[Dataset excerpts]

------

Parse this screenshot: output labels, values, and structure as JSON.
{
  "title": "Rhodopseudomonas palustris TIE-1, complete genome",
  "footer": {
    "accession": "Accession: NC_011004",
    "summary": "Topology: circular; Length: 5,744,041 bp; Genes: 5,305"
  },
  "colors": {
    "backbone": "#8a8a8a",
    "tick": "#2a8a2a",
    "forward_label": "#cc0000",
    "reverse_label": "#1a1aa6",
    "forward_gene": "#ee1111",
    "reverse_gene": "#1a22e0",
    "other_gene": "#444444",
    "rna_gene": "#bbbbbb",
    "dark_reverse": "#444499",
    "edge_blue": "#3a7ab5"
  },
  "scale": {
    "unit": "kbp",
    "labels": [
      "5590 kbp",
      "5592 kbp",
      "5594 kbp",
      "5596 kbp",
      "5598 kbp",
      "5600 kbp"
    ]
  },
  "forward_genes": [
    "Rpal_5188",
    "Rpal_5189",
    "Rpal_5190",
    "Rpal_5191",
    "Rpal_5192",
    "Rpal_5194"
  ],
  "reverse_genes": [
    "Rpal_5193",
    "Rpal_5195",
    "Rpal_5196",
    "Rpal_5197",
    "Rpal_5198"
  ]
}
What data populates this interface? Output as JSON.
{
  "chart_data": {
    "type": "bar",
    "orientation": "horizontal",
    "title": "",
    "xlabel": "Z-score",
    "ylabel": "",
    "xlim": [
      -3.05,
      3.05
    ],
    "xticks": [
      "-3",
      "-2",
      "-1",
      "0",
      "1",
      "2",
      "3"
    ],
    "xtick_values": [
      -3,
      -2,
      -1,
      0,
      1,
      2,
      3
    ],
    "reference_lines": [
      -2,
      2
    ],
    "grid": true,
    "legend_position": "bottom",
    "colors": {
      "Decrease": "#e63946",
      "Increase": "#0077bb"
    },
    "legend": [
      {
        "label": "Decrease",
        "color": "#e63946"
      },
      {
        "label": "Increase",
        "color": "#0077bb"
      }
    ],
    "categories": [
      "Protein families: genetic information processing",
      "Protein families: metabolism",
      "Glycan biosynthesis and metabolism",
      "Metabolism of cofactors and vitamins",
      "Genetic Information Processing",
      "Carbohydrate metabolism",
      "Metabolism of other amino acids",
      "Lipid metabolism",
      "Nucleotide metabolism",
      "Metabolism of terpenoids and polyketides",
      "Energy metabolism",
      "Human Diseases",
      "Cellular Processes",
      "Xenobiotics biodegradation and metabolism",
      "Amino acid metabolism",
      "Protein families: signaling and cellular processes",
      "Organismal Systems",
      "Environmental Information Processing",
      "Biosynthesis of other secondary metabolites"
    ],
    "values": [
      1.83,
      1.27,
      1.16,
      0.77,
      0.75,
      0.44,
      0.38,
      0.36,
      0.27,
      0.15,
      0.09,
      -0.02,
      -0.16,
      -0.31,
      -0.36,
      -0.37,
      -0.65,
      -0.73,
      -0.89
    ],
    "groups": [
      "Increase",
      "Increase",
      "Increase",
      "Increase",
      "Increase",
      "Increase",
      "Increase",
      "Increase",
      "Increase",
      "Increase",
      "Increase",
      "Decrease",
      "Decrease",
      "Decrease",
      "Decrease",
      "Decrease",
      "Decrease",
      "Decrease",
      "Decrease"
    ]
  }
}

------

=== WHAT YOU ARE ASKED TO DO ===
Look through the entries above. Copy each line in which the string "Protein" occurs.

=== WORKED SOLUTION ===
      "Protein families: genetic information processing",
      "Protein families: metabolism",
      "Protein families: signaling and cellular processes",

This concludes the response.